→ **INFORMATION PROVIDED**
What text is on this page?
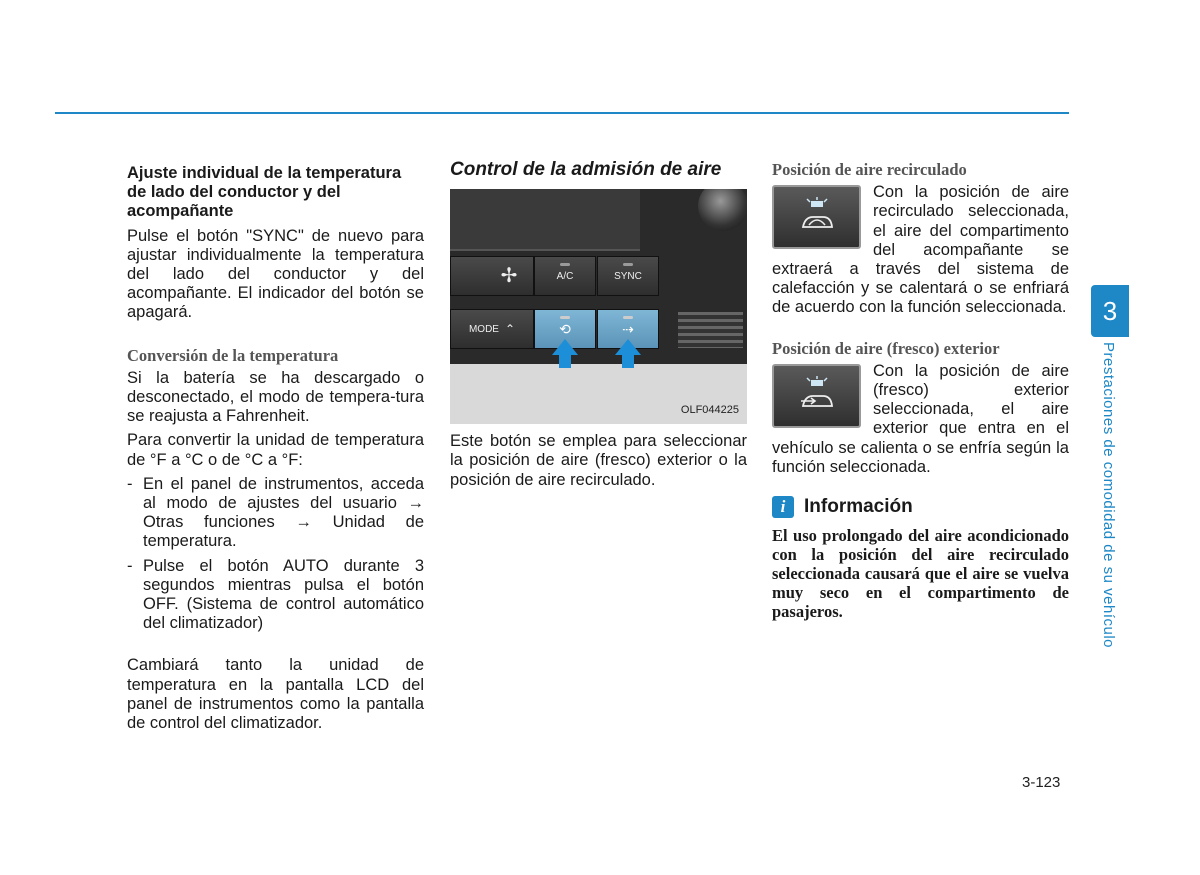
Ajuste individual de la temperatura de lado del conductor y del acompañante

Pulse el botón "SYNC" de nuevo para ajustar individualmente la temperatura del lado del conductor y del acompañante. El indicador del botón se apagará.

Conversión de la temperatura

Si la batería se ha descargado o desconectado, el modo de tempera-tura se reajusta a Fahrenheit.

Para convertir la unidad de temperatura de °F a °C o de °C a °F:

- En el panel de instrumentos, acceda al modo de ajustes del usuario → Otras funciones → Unidad de temperatura.
- Pulse el botón AUTO durante 3 segundos mientras pulsa el botón OFF. (Sistema de control automático del climatizador)

Cambiará tanto la unidad de temperatura en la pantalla LCD del panel de instrumentos como la pantalla de control del climatizador.

Control de la admisión de aire
✢	A/C	SYNC
MODE ⌃	⟲	⇢
OLF044225

Este botón se emplea para seleccionar la posición de aire (fresco) exterior o la posición de aire recirculado.

Posición de aire recirculado

Con la posición de aire recirculado seleccionada, el aire del compartimento del acompañante se extraerá a través del sistema de calefacción y se calentará o se enfriará de acuerdo con la función seleccionada.

Posición de aire (fresco) exterior

Con la posición de aire (fresco) exterior seleccionada, el aire exterior que entra en el vehículo se calienta o se enfría según la función seleccionada.

i Información
El uso prolongado del aire acondicionado con la posición del aire recirculado seleccionada causará que el aire se vuelva muy seco en el compartimento de pasajeros.
3
Prestaciones de comodidad de su vehículo
3-123
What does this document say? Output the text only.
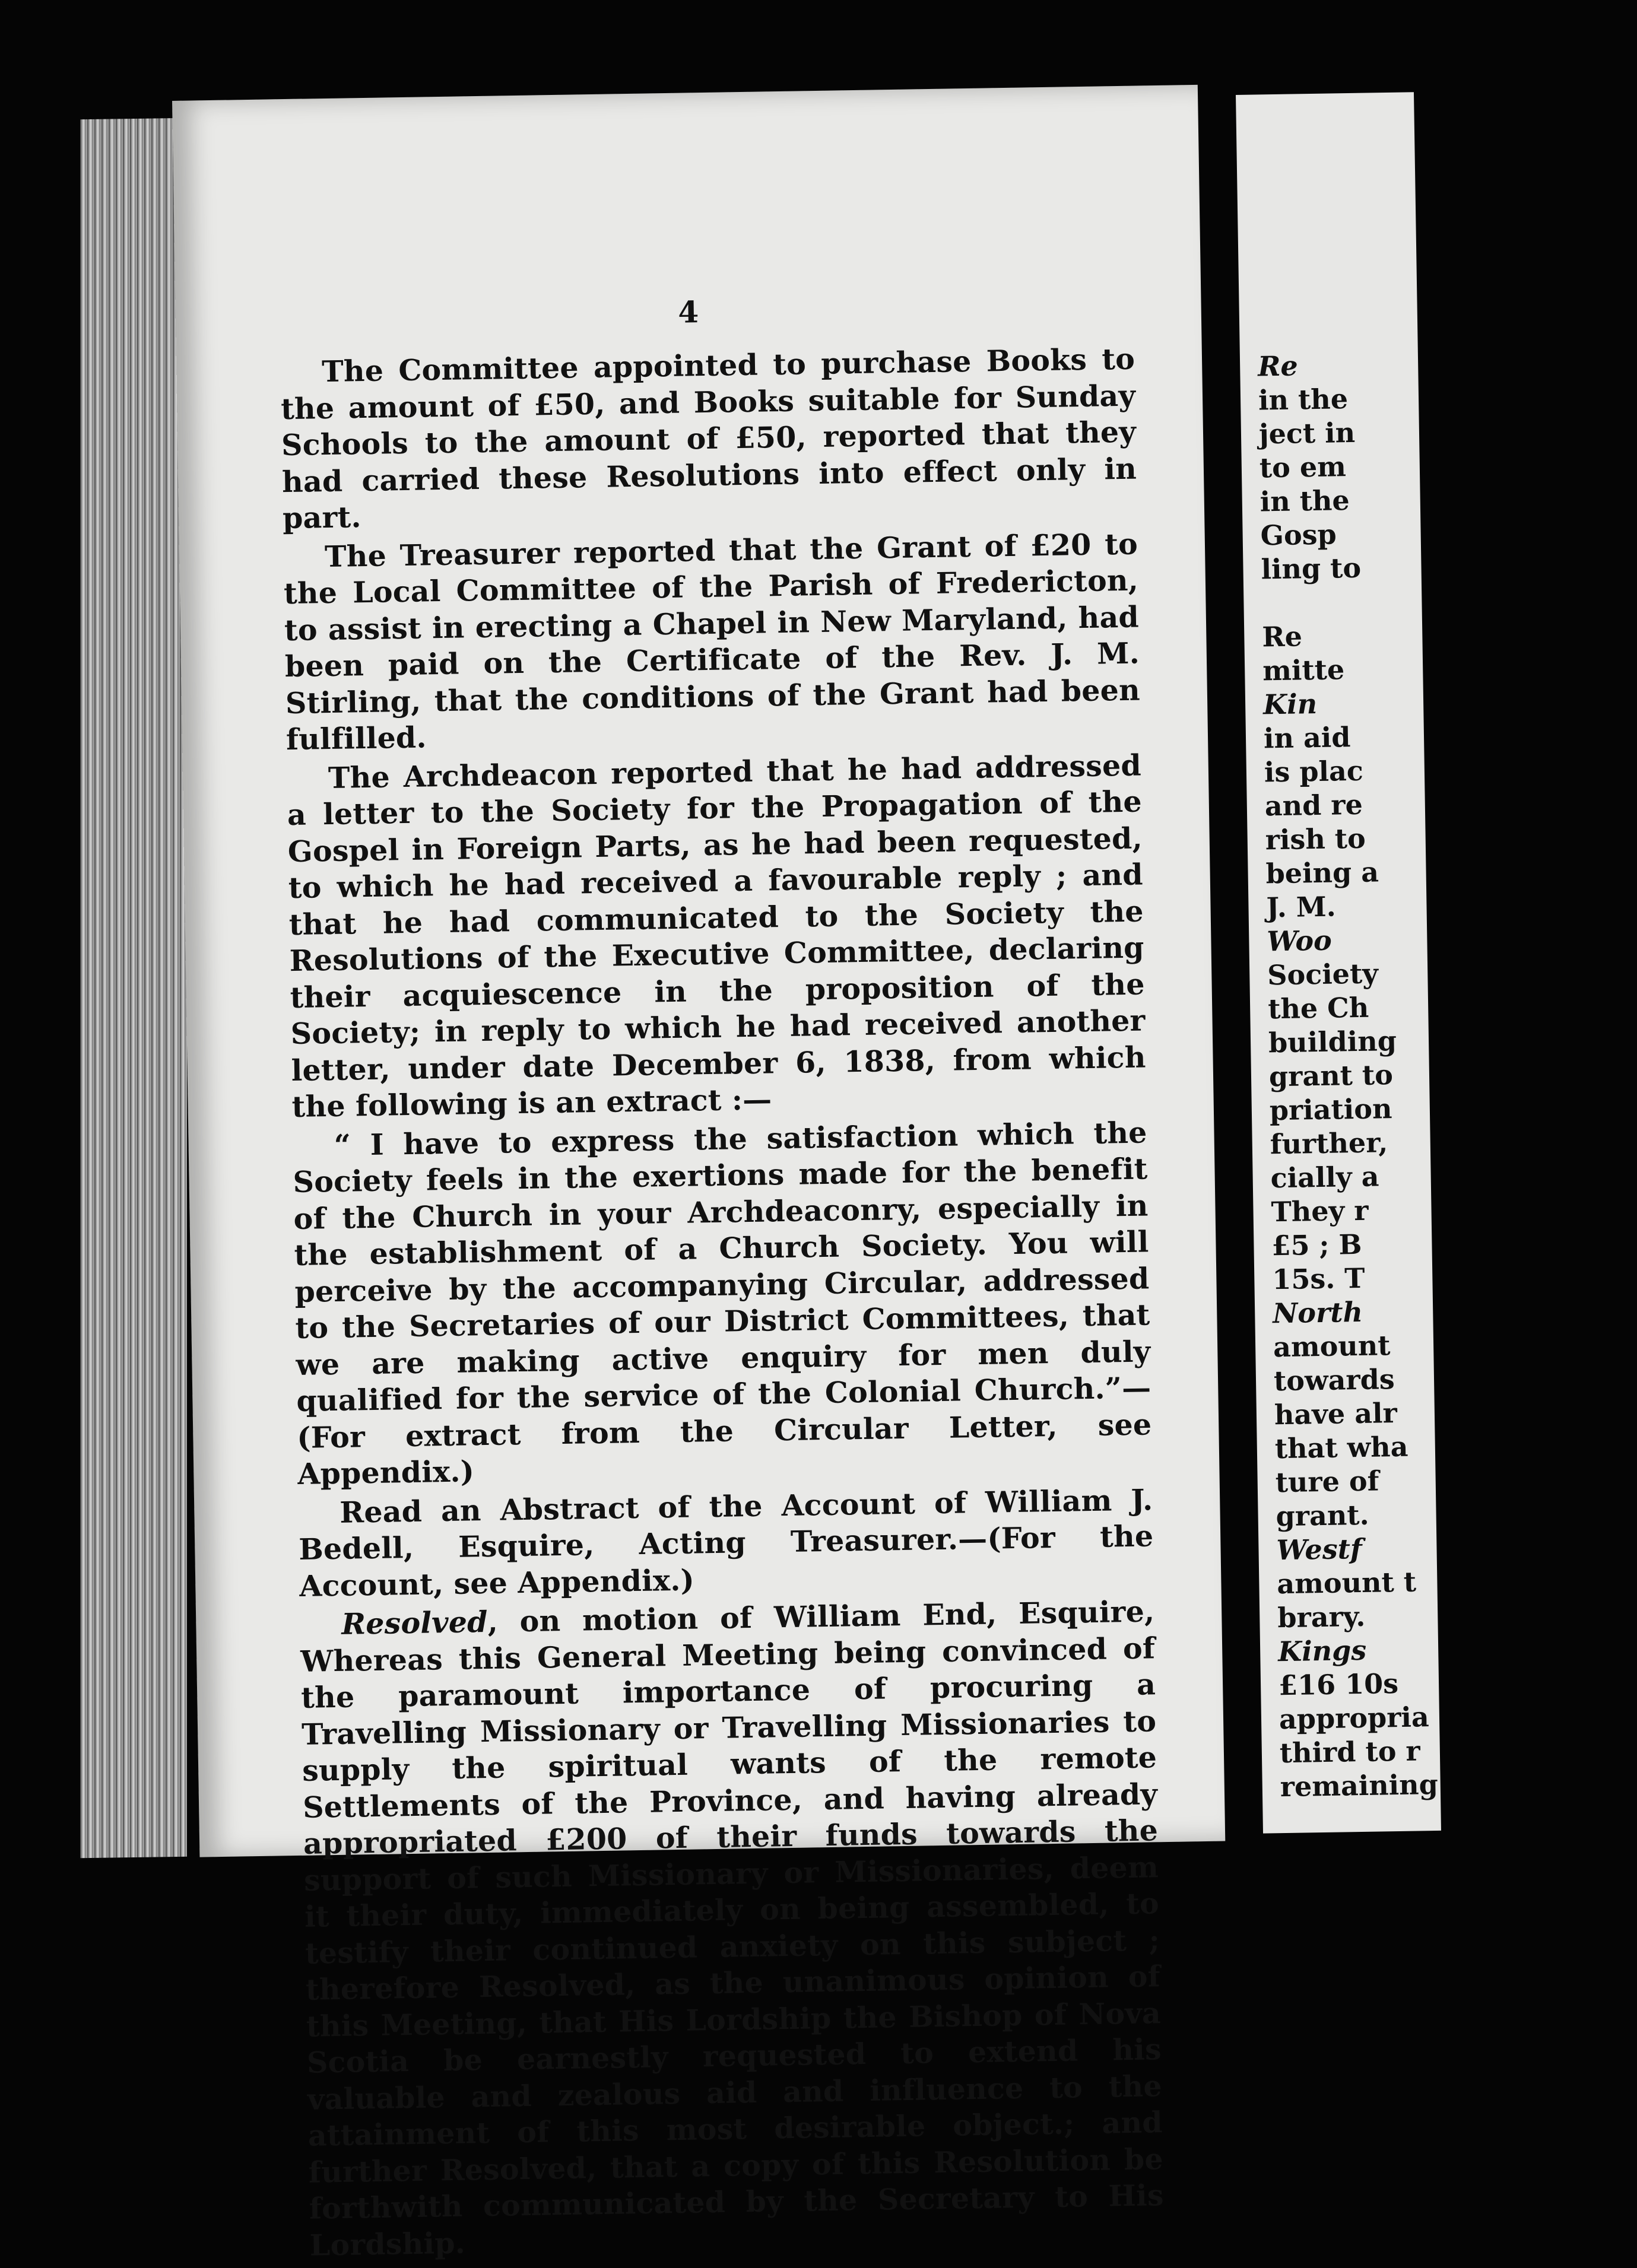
4

The Committee appointed to purchase Books to the amount of £50, and Books suitable for Sunday Schools to the amount of £50, reported that they had carried these Resolutions into effect only in part.

The Treasurer reported that the Grant of £20 to the Local Committee of the Parish of Fredericton, to assist in erecting a Chapel in New Maryland, had been paid on the Certificate of the Rev. J. M. Stirling, that the conditions of the Grant had been fulfilled.

The Archdeacon reported that he had addressed a letter to the Society for the Propagation of the Gospel in Foreign Parts, as he had been requested, to which he had received a favourable reply ; and that he had communicated to the Society the Resolutions of the Executive Committee, declaring their acquiescence in the proposition of the Society; in reply to which he had received another letter, under date December 6, 1838, from which the following is an extract :—

“ I have to express the satisfaction which the Society feels in the exertions made for the benefit of the Church in your Archdeaconry, especially in the establishment of a Church Society. You will perceive by the accompanying Circular, addressed to the Secretaries of our District Committees, that we are making active enquiry for men duly qualified for the service of the Colonial Church.”—(For extract from the Circular Letter, see Appendix.)

Read an Abstract of the Account of William J. Bedell, Esquire, Acting Treasurer.—(For the Account, see Appendix.)

Resolved, on motion of William End, Esquire, Whereas this General Meeting being convinced of the paramount importance of procuring a Travelling Missionary or Travelling Missionaries to supply the spiritual wants of the remote Settlements of the Province, and having already appropriated £200 of their funds towards the support of such Missionary or Missionaries, deem it their duty, immediately on being assembled, to testify their continued anxiety on this subject ; therefore Resolved, as the unanimous opinion of this Meeting, that His Lordship the Bishop of Nova Scotia be earnestly requested to extend his valuable and zealous aid and influence to the attainment of this most desirable object.; and further Resolved, that a copy of this Resolution be forthwith communicated by the Secretary to His Lordship.

Re
in the
ject in
to em
in the
Gosp
ling to
Re
mitte
Kin
in aid
is plac
and re
rish to
being a
J. M.
Woo
Society
the Ch
building
grant to
priation
further,
cially a
They r
£5 ; B
15s. T
North
amount
towards
have alr
that wha
ture of
grant.
Westf
amount t
brary.
Kings
£16 10s
appropria
third to r
remaining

→ **WRITTEN REQUEST**
Write out the entries above verbatim; the pictures do not belong in your copy.

→ **THE REPLY**
What text is on this page?
Ajuste individual de la temperatura de lado del conductor y del acompañante

Pulse el botón "SYNC" de nuevo para ajustar individualmente la temperatura del lado del conductor y del acompañante. El indicador del botón se apagará.

Conversión de la temperatura

Si la batería se ha descargado o desconectado, el modo de tempera-tura se reajusta a Fahrenheit.

Para convertir la unidad de temperatura de °F a °C o de °C a °F:

- En el panel de instrumentos, acceda al modo de ajustes del usuario → Otras funciones → Unidad de temperatura.
- Pulse el botón AUTO durante 3 segundos mientras pulsa el botón OFF. (Sistema de control automático del climatizador)

Cambiará tanto la unidad de temperatura en la pantalla LCD del panel de instrumentos como la pantalla de control del climatizador.

Control de la admisión de aire
✢	A/C	SYNC
MODE ⌃	⟲	⇢
OLF044225

Este botón se emplea para seleccionar la posición de aire (fresco) exterior o la posición de aire recirculado.

Posición de aire recirculado

Con la posición de aire recirculado seleccionada, el aire del compartimento del acompañante se extraerá a través del sistema de calefacción y se calentará o se enfriará de acuerdo con la función seleccionada.

Posición de aire (fresco) exterior

Con la posición de aire (fresco) exterior seleccionada, el aire exterior que entra en el vehículo se calienta o se enfría según la función seleccionada.

i Información
El uso prolongado del aire acondicionado con la posición del aire recirculado seleccionada causará que el aire se vuelva muy seco en el compartimento de pasajeros.
3
Prestaciones de comodidad de su vehículo
3-123
What does this document say? Output the text only.
4

The Committee appointed to purchase Books to the amount of £50, and Books suitable for Sunday Schools to the amount of £50, reported that they had carried these Resolutions into effect only in part.

The Treasurer reported that the Grant of £20 to the Local Committee of the Parish of Fredericton, to assist in erecting a Chapel in New Maryland, had been paid on the Certificate of the Rev. J. M. Stirling, that the conditions of the Grant had been fulfilled.

The Archdeacon reported that he had addressed a letter to the Society for the Propagation of the Gospel in Foreign Parts, as he had been requested, to which he had received a favourable reply ; and that he had communicated to the Society the Resolutions of the Executive Committee, declaring their acquiescence in the proposition of the Society; in reply to which he had received another letter, under date December 6, 1838, from which the following is an extract :—

“ I have to express the satisfaction which the Society feels in the exertions made for the benefit of the Church in your Archdeaconry, especially in the establishment of a Church Society. You will perceive by the accompanying Circular, addressed to the Secretaries of our District Committees, that we are making active enquiry for men duly qualified for the service of the Colonial Church.”—(For extract from the Circular Letter, see Appendix.)

Read an Abstract of the Account of William J. Bedell, Esquire, Acting Treasurer.—(For the Account, see Appendix.)

Resolved, on motion of William End, Esquire, Whereas this General Meeting being convinced of the paramount importance of procuring a Travelling Missionary or Travelling Missionaries to supply the spiritual wants of the remote Settlements of the Province, and having already appropriated £200 of their funds towards the support of such Missionary or Missionaries, deem it their duty, immediately on being assembled, to testify their continued anxiety on this subject ; therefore Resolved, as the unanimous opinion of this Meeting, that His Lordship the Bishop of Nova Scotia be earnestly requested to extend his valuable and zealous aid and influence to the attainment of this most desirable object.; and further Resolved, that a copy of this Resolution be forthwith communicated by the Secretary to His Lordship.

Re
in the
ject in
to em
in the
Gosp
ling to
Re
mitte
Kin
in aid
is plac
and re
rish to
being a
J. M.
Woo
Society
the Ch
building
grant to
priation
further,
cially a
They r
£5 ; B
15s. T
North
amount
towards
have alr
that wha
ture of
grant.
Westf
amount t
brary.
Kings
£16 10s
appropria
third to r
remaining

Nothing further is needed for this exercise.